** Start Extracted records **

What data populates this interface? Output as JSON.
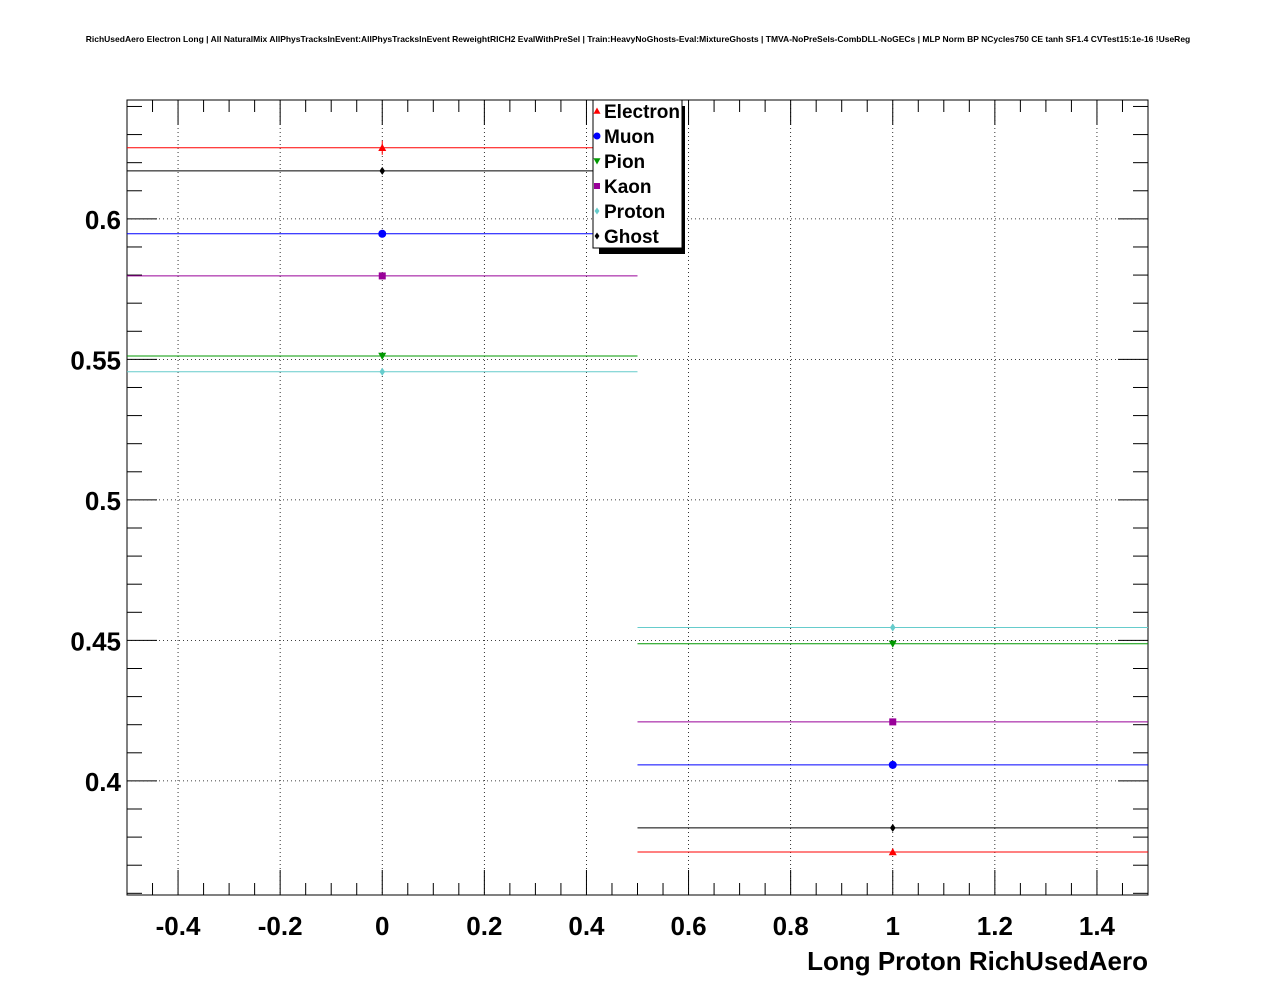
{
  "chart_data": {
    "type": "scatter",
    "title": "RichUsedAero Electron Long | All NaturalMix AllPhysTracksInEvent:AllPhysTracksInEvent ReweightRICH2 EvalWithPreSel | Train:HeavyNoGhosts-Eval:MixtureGhosts | TMVA-NoPreSels-CombDLL-NoGECs | MLP Norm BP NCycles750 CE tanh SF1.4 CVTest15:1e-16 !UseReg",
    "xlabel": "Long Proton RichUsedAero",
    "ylabel": "",
    "xlim": [
      -0.5,
      1.5
    ],
    "ylim": [
      0.3594,
      0.6423
    ],
    "grid": true,
    "legend_position": "top-center",
    "x": [
      0,
      1
    ],
    "x_bin_halfwidth": 0.5,
    "xticks": [
      "-0.4",
      "-0.2",
      "0",
      "0.2",
      "0.4",
      "0.6",
      "0.8",
      "1",
      "1.2",
      "1.4"
    ],
    "yticks": [
      "0.4",
      "0.45",
      "0.5",
      "0.55",
      "0.6"
    ],
    "series": [
      {
        "name": "Electron",
        "color": "#ff0000",
        "marker": "triangle-up",
        "values": [
          0.6253,
          0.3747
        ],
        "errors": [
          0.0025,
          0.001
        ]
      },
      {
        "name": "Muon",
        "color": "#0000ff",
        "marker": "circle",
        "values": [
          0.5947,
          0.4057
        ],
        "errors": [
          0.001,
          0.001
        ]
      },
      {
        "name": "Pion",
        "color": "#009900",
        "marker": "triangle-down",
        "values": [
          0.5512,
          0.4488
        ],
        "errors": [
          0.001,
          0.001
        ]
      },
      {
        "name": "Kaon",
        "color": "#990099",
        "marker": "square",
        "values": [
          0.5797,
          0.421
        ],
        "errors": [
          0.001,
          0.001
        ]
      },
      {
        "name": "Proton",
        "color": "#66cccc",
        "marker": "diamond",
        "values": [
          0.5456,
          0.4546
        ],
        "errors": [
          0.001,
          0.001
        ]
      },
      {
        "name": "Ghost",
        "color": "#000000",
        "marker": "diamond",
        "values": [
          0.6171,
          0.3833
        ],
        "errors": [
          0.001,
          0.001
        ]
      }
    ]
  }
}
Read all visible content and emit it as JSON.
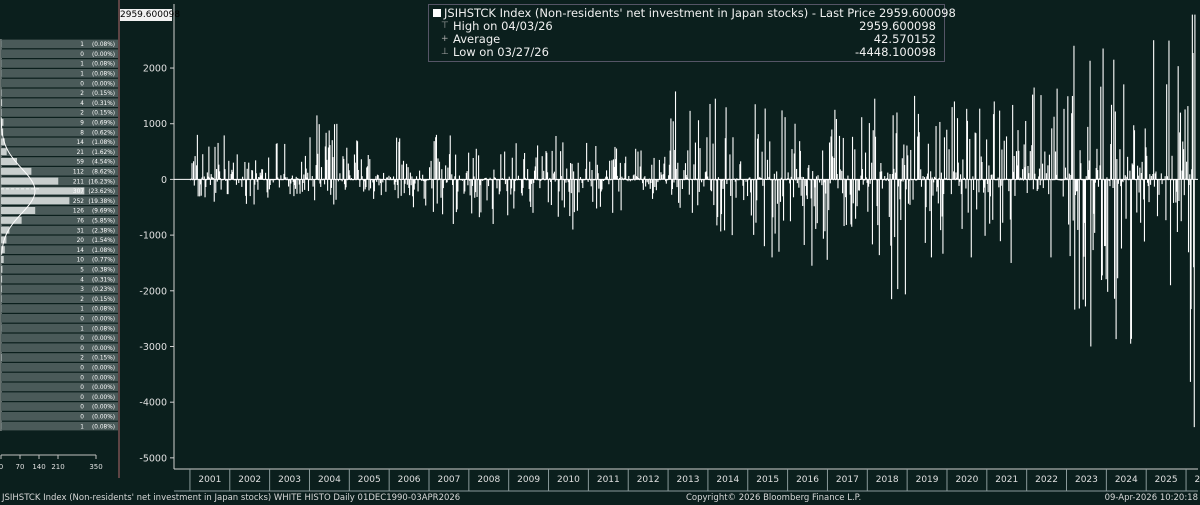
{
  "legend": {
    "title": "JSIHSTCK Index (Non-residents' net investment in Japan stocks) - Last Price",
    "last_price": "2959.600098",
    "high_label": "High on 04/03/26",
    "high_value": "2959.600098",
    "average_label": "Average",
    "average_value": "42.570152",
    "low_label": "Low on 03/27/26",
    "low_value": "-4448.100098"
  },
  "last_price_tag": "2959.600098",
  "footer": {
    "left": "JSIHSTCK Index (Non-residents' net investment in Japan stocks) WHITE HISTO Daily 01DEC1990-03APR2026",
    "center": "Copyright© 2026 Bloomberg Finance L.P.",
    "right": "09-Apr-2026 10:20:18"
  },
  "colors": {
    "background": "#0b1f1d",
    "bars": "#ffffff",
    "histogram_row": "#4a5a59"
  },
  "chart_data": [
    {
      "type": "bar",
      "series": [
        {
          "name": "JSIHSTCK Index",
          "color": "#ffffff"
        }
      ],
      "x_ticks": [
        "2001",
        "2002",
        "2003",
        "2004",
        "2005",
        "2006",
        "2007",
        "2008",
        "2009",
        "2010",
        "2011",
        "2012",
        "2013",
        "2014",
        "2015",
        "2016",
        "2017",
        "2018",
        "2019",
        "2020",
        "2021",
        "2022",
        "2023",
        "2024",
        "2025",
        "2026"
      ],
      "y_ticks": [
        2000,
        1000,
        0,
        -1000,
        -2000,
        -3000,
        -4000,
        -5000
      ],
      "ylim": [
        -5200,
        3150
      ],
      "xlim": [
        2000.6,
        2026.3
      ],
      "grid": false,
      "annual_range": [
        {
          "year": 2001,
          "max": 800,
          "min": -400
        },
        {
          "year": 2002,
          "max": 450,
          "min": -450
        },
        {
          "year": 2003,
          "max": 650,
          "min": -300
        },
        {
          "year": 2004,
          "max": 1150,
          "min": -450
        },
        {
          "year": 2005,
          "max": 700,
          "min": -350
        },
        {
          "year": 2006,
          "max": 750,
          "min": -500
        },
        {
          "year": 2007,
          "max": 800,
          "min": -800
        },
        {
          "year": 2008,
          "max": 550,
          "min": -800
        },
        {
          "year": 2009,
          "max": 650,
          "min": -600
        },
        {
          "year": 2010,
          "max": 780,
          "min": -900
        },
        {
          "year": 2011,
          "max": 600,
          "min": -600
        },
        {
          "year": 2012,
          "max": 550,
          "min": -350
        },
        {
          "year": 2013,
          "max": 1580,
          "min": -600
        },
        {
          "year": 2014,
          "max": 1450,
          "min": -1000
        },
        {
          "year": 2015,
          "max": 1350,
          "min": -1400
        },
        {
          "year": 2016,
          "max": 1000,
          "min": -1550
        },
        {
          "year": 2017,
          "max": 1250,
          "min": -850
        },
        {
          "year": 2018,
          "max": 1450,
          "min": -2150
        },
        {
          "year": 2019,
          "max": 1500,
          "min": -1400
        },
        {
          "year": 2020,
          "max": 1400,
          "min": -1400
        },
        {
          "year": 2021,
          "max": 1400,
          "min": -1500
        },
        {
          "year": 2022,
          "max": 1650,
          "min": -1400
        },
        {
          "year": 2023,
          "max": 2400,
          "min": -3000
        },
        {
          "year": 2024,
          "max": 2150,
          "min": -2950
        },
        {
          "year": 2025,
          "max": 2500,
          "min": -1900
        },
        {
          "year": 2026,
          "max": 2959.6,
          "min": -4448.1
        }
      ],
      "last_value": 2959.600098
    },
    {
      "type": "bar",
      "orientation": "horizontal",
      "x_ticks": [
        0,
        70,
        140,
        210,
        350
      ],
      "bins": [
        {
          "count": 1,
          "pct": "(0.08%)"
        },
        {
          "count": 0,
          "pct": "(0.00%)"
        },
        {
          "count": 1,
          "pct": "(0.08%)"
        },
        {
          "count": 1,
          "pct": "(0.08%)"
        },
        {
          "count": 0,
          "pct": "(0.00%)"
        },
        {
          "count": 2,
          "pct": "(0.15%)"
        },
        {
          "count": 4,
          "pct": "(0.31%)"
        },
        {
          "count": 2,
          "pct": "(0.15%)"
        },
        {
          "count": 9,
          "pct": "(0.69%)"
        },
        {
          "count": 8,
          "pct": "(0.62%)"
        },
        {
          "count": 14,
          "pct": "(1.08%)"
        },
        {
          "count": 21,
          "pct": "(1.62%)"
        },
        {
          "count": 59,
          "pct": "(4.54%)"
        },
        {
          "count": 112,
          "pct": "(8.62%)"
        },
        {
          "count": 211,
          "pct": "(16.23%)"
        },
        {
          "count": 307,
          "pct": "(23.62%)"
        },
        {
          "count": 252,
          "pct": "(19.38%)"
        },
        {
          "count": 126,
          "pct": "(9.69%)"
        },
        {
          "count": 76,
          "pct": "(5.85%)"
        },
        {
          "count": 31,
          "pct": "(2.38%)"
        },
        {
          "count": 20,
          "pct": "(1.54%)"
        },
        {
          "count": 14,
          "pct": "(1.08%)"
        },
        {
          "count": 10,
          "pct": "(0.77%)"
        },
        {
          "count": 5,
          "pct": "(0.38%)"
        },
        {
          "count": 4,
          "pct": "(0.31%)"
        },
        {
          "count": 3,
          "pct": "(0.23%)"
        },
        {
          "count": 2,
          "pct": "(0.15%)"
        },
        {
          "count": 1,
          "pct": "(0.08%)"
        },
        {
          "count": 0,
          "pct": "(0.00%)"
        },
        {
          "count": 1,
          "pct": "(0.08%)"
        },
        {
          "count": 0,
          "pct": "(0.00%)"
        },
        {
          "count": 0,
          "pct": "(0.00%)"
        },
        {
          "count": 2,
          "pct": "(0.15%)"
        },
        {
          "count": 0,
          "pct": "(0.00%)"
        },
        {
          "count": 0,
          "pct": "(0.00%)"
        },
        {
          "count": 0,
          "pct": "(0.00%)"
        },
        {
          "count": 0,
          "pct": "(0.00%)"
        },
        {
          "count": 0,
          "pct": "(0.00%)"
        },
        {
          "count": 0,
          "pct": "(0.00%)"
        },
        {
          "count": 1,
          "pct": "(0.08%)"
        }
      ]
    }
  ]
}
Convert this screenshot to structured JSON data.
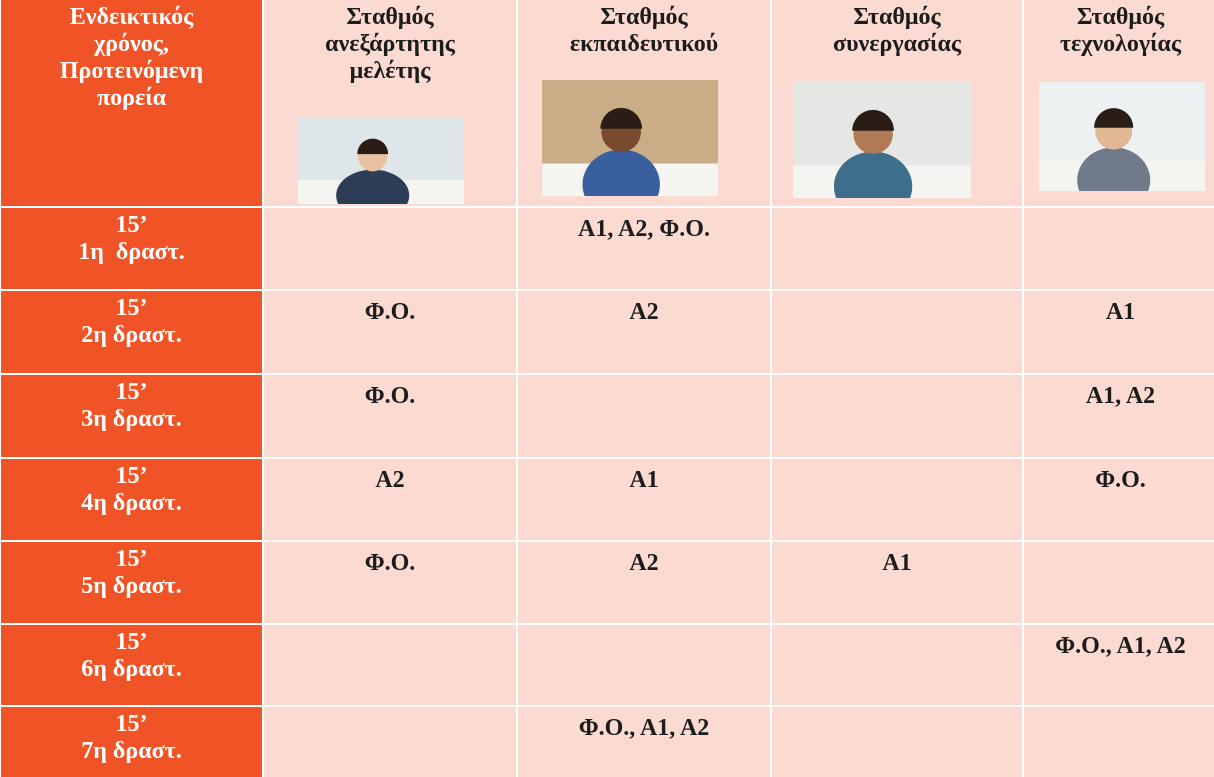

** End Extracted records **

What the task asks: What is the number of lines in the data that hold the word "Proton"? Reply with that number and nothing else.

Task answer: 2